**TO DO**
Below are the records; collect from them each line containing the string "localhost".

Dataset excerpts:
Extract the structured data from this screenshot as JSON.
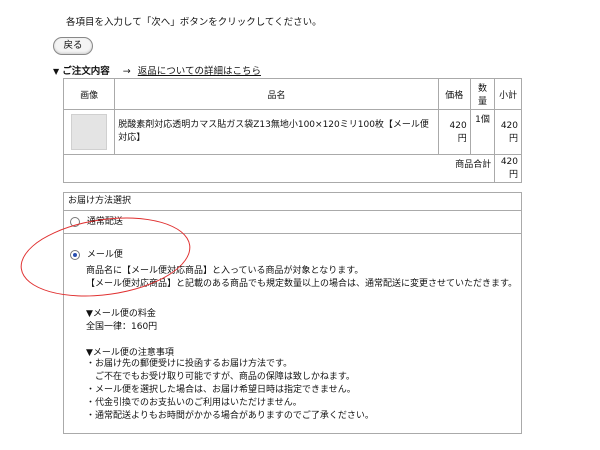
{
  "instruction": "各項目を入力して「次へ」ボタンをクリックしてください。",
  "back_button": "戻る",
  "order_section": {
    "marker": "▼",
    "title": "ご注文内容",
    "arrow": "→",
    "link": "返品についての詳細はこちら"
  },
  "order_table": {
    "headers": [
      "画像",
      "品名",
      "価格",
      "数量",
      "小計"
    ],
    "rows": [
      {
        "name": "脱酸素剤対応透明カマス貼ガス袋Z13無地小100×120ミリ100枚【メール便対応】",
        "price": "420円",
        "quantity": "1個",
        "subtotal": "420円"
      }
    ],
    "total_label": "商品合計",
    "total_value": "420円"
  },
  "shipping": {
    "header": "お届け方法選択",
    "option_standard": "通常配送",
    "option_mail": "メール便",
    "selected": "メール便",
    "mail_description": [
      "商品名に【メール便対応商品】と入っている商品が対象となります。",
      "【メール便対応商品】と記載のある商品でも規定数量以上の場合は、通常配送に変更させていただきます。"
    ],
    "rate_title": "▼メール便の料金",
    "rate": "全国一律：160円",
    "notes_title": "▼メール便の注意事項",
    "notes": [
      "・お届け先の郵便受けに投函するお届け方法です。",
      "　ご不在でもお受け取り可能ですが、商品の保障は致しかねます。",
      "・メール便を選択した場合は、お届け希望日時は指定できません。",
      "・代金引換でのお支払いのご利用はいただけません。",
      "・通常配送よりもお時間がかかる場合がありますのでご了承ください。"
    ]
  },
  "annotation_color": "#e03030"
}
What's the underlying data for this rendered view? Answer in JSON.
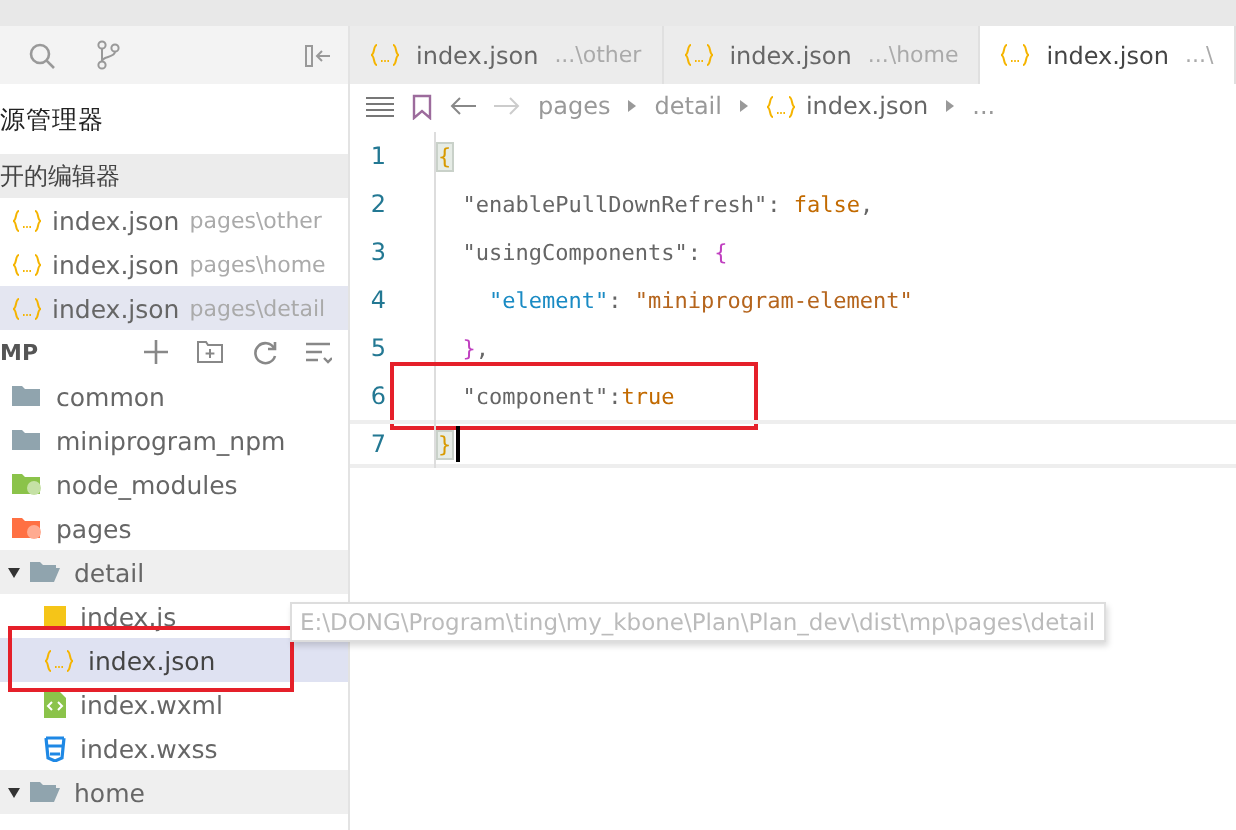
{
  "sidebar": {
    "title": "源管理器",
    "open_editors": {
      "title": "开的编辑器",
      "items": [
        {
          "name": "index.json",
          "path": "pages\\other",
          "selected": false
        },
        {
          "name": "index.json",
          "path": "pages\\home",
          "selected": false
        },
        {
          "name": "index.json",
          "path": "pages\\detail",
          "selected": true
        }
      ]
    },
    "project": {
      "title": "MP",
      "children": [
        {
          "name": "common",
          "kind": "folder",
          "selected": false,
          "highlight": false
        },
        {
          "name": "miniprogram_npm",
          "kind": "folder",
          "selected": false,
          "highlight": false
        },
        {
          "name": "node_modules",
          "kind": "node",
          "selected": false,
          "highlight": false
        },
        {
          "name": "pages",
          "kind": "pages",
          "selected": false,
          "highlight": false,
          "children": [
            {
              "name": "detail",
              "kind": "folder",
              "expanded": true,
              "selected": false,
              "highlight": false,
              "children": [
                {
                  "name": "index.js",
                  "kind": "js",
                  "selected": false,
                  "highlight": false
                },
                {
                  "name": "index.json",
                  "kind": "json",
                  "selected": true,
                  "highlight": true
                },
                {
                  "name": "index.wxml",
                  "kind": "wxml",
                  "selected": false,
                  "highlight": false
                },
                {
                  "name": "index.wxss",
                  "kind": "wxss",
                  "selected": false,
                  "highlight": false
                }
              ]
            },
            {
              "name": "home",
              "kind": "folder",
              "expanded": true,
              "selected": false,
              "highlight": false
            }
          ]
        }
      ]
    }
  },
  "tooltip": "E:\\DONG\\Program\\ting\\my_kbone\\Plan\\Plan_dev\\dist\\mp\\pages\\detail",
  "tabs": [
    {
      "name": "index.json",
      "path": "...\\other",
      "selected": false
    },
    {
      "name": "index.json",
      "path": "...\\home",
      "selected": false
    },
    {
      "name": "index.json",
      "path": "...\\",
      "selected": true
    }
  ],
  "breadcrumb": [
    {
      "text": "pages",
      "kind": "dir"
    },
    {
      "text": "detail",
      "kind": "dir"
    },
    {
      "text": "index.json",
      "kind": "json"
    },
    {
      "text": "...",
      "kind": "more"
    }
  ],
  "code": [
    {
      "number": "1",
      "highlight": false,
      "current": false,
      "tokens": [
        {
          "kind": "match",
          "text": "{"
        }
      ]
    },
    {
      "number": "2",
      "highlight": false,
      "current": false,
      "tokens": [
        {
          "kind": "key",
          "text": "  \"enablePullDownRefresh\""
        },
        {
          "kind": "punct",
          "text": ": "
        },
        {
          "kind": "bool",
          "text": "false"
        },
        {
          "kind": "punct",
          "text": ","
        }
      ]
    },
    {
      "number": "3",
      "highlight": false,
      "current": false,
      "tokens": [
        {
          "kind": "key",
          "text": "  \"usingComponents\""
        },
        {
          "kind": "punct",
          "text": ": "
        },
        {
          "kind": "brace",
          "text": "{"
        }
      ]
    },
    {
      "number": "4",
      "highlight": false,
      "current": false,
      "tokens": [
        {
          "kind": "key2",
          "text": "    \"element\""
        },
        {
          "kind": "punct",
          "text": ": "
        },
        {
          "kind": "string",
          "text": "\"miniprogram-element\""
        }
      ]
    },
    {
      "number": "5",
      "highlight": false,
      "current": false,
      "tokens": [
        {
          "kind": "brace",
          "text": "  }"
        },
        {
          "kind": "punct",
          "text": ","
        }
      ]
    },
    {
      "number": "6",
      "highlight": true,
      "current": false,
      "tokens": [
        {
          "kind": "key",
          "text": "  \"component\""
        },
        {
          "kind": "punct",
          "text": ":"
        },
        {
          "kind": "bool",
          "text": "true"
        }
      ]
    },
    {
      "number": "7",
      "highlight": false,
      "current": true,
      "tokens": [
        {
          "kind": "match",
          "text": "}"
        }
      ]
    }
  ]
}
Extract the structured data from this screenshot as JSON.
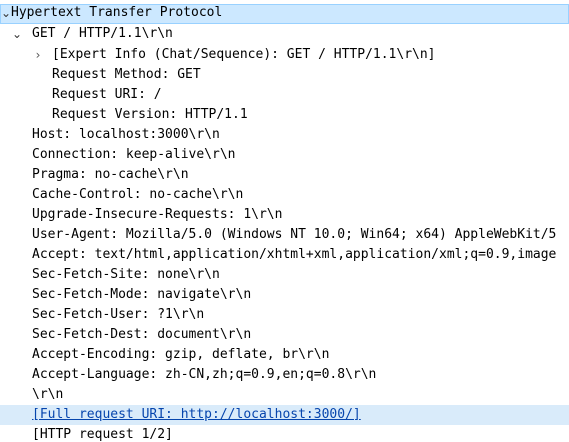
{
  "top_partial": "                    ",
  "tree": {
    "http_header": "Hypertext Transfer Protocol",
    "request_line": "GET / HTTP/1.1\\r\\n",
    "expert_info": "[Expert Info (Chat/Sequence): GET / HTTP/1.1\\r\\n]",
    "request_method": "Request Method: GET",
    "request_uri": "Request URI: /",
    "request_version": "Request Version: HTTP/1.1",
    "headers": [
      "Host: localhost:3000\\r\\n",
      "Connection: keep-alive\\r\\n",
      "Pragma: no-cache\\r\\n",
      "Cache-Control: no-cache\\r\\n",
      "Upgrade-Insecure-Requests: 1\\r\\n",
      "User-Agent: Mozilla/5.0 (Windows NT 10.0; Win64; x64) AppleWebKit/5",
      "Accept: text/html,application/xhtml+xml,application/xml;q=0.9,image",
      "Sec-Fetch-Site: none\\r\\n",
      "Sec-Fetch-Mode: navigate\\r\\n",
      "Sec-Fetch-User: ?1\\r\\n",
      "Sec-Fetch-Dest: document\\r\\n",
      "Accept-Encoding: gzip, deflate, br\\r\\n",
      "Accept-Language: zh-CN,zh;q=0.9,en;q=0.8\\r\\n",
      "\\r\\n"
    ],
    "full_request_uri": "[Full request URI: http://localhost:3000/]",
    "http_request_num": "[HTTP request 1/2]"
  },
  "icons": {
    "expanded": "chevron-down-icon",
    "collapsed": "chevron-right-icon"
  },
  "colors": {
    "selection": "#cce8ff",
    "selection_border": "#99d1ff",
    "highlight": "#d9ebfa",
    "link": "#0645ad"
  }
}
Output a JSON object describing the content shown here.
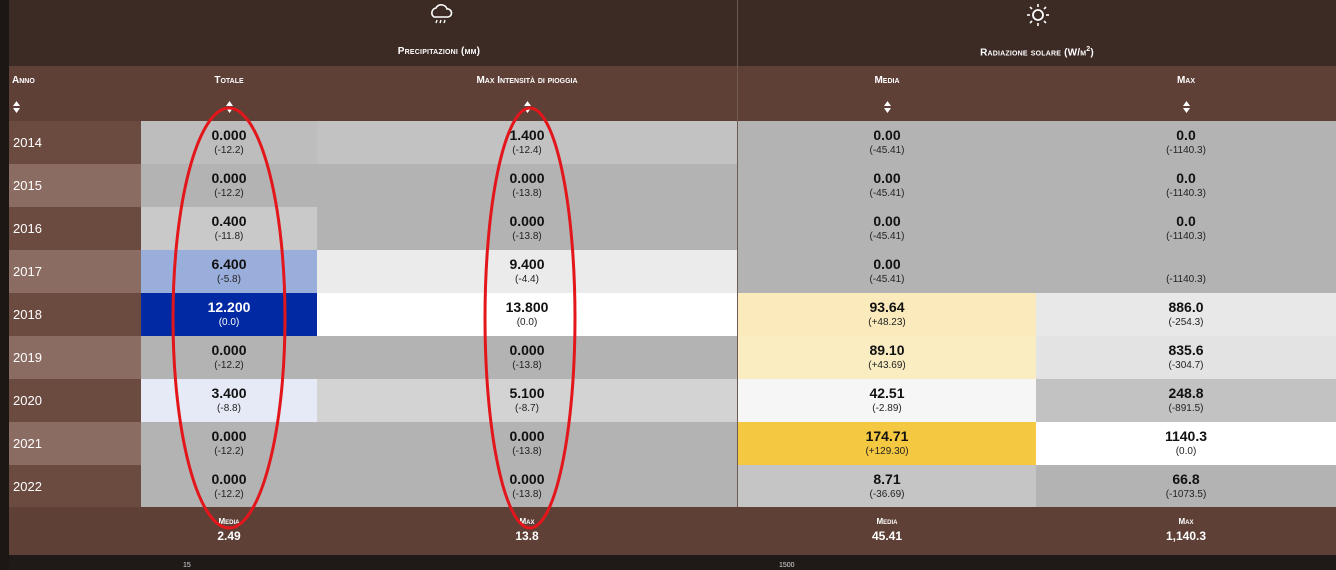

**EXERCISE RESULT**
      "Host: localhost:3000\\r\\n",
    "full_request_uri": "[Full request URI: http://localhost:3000/]",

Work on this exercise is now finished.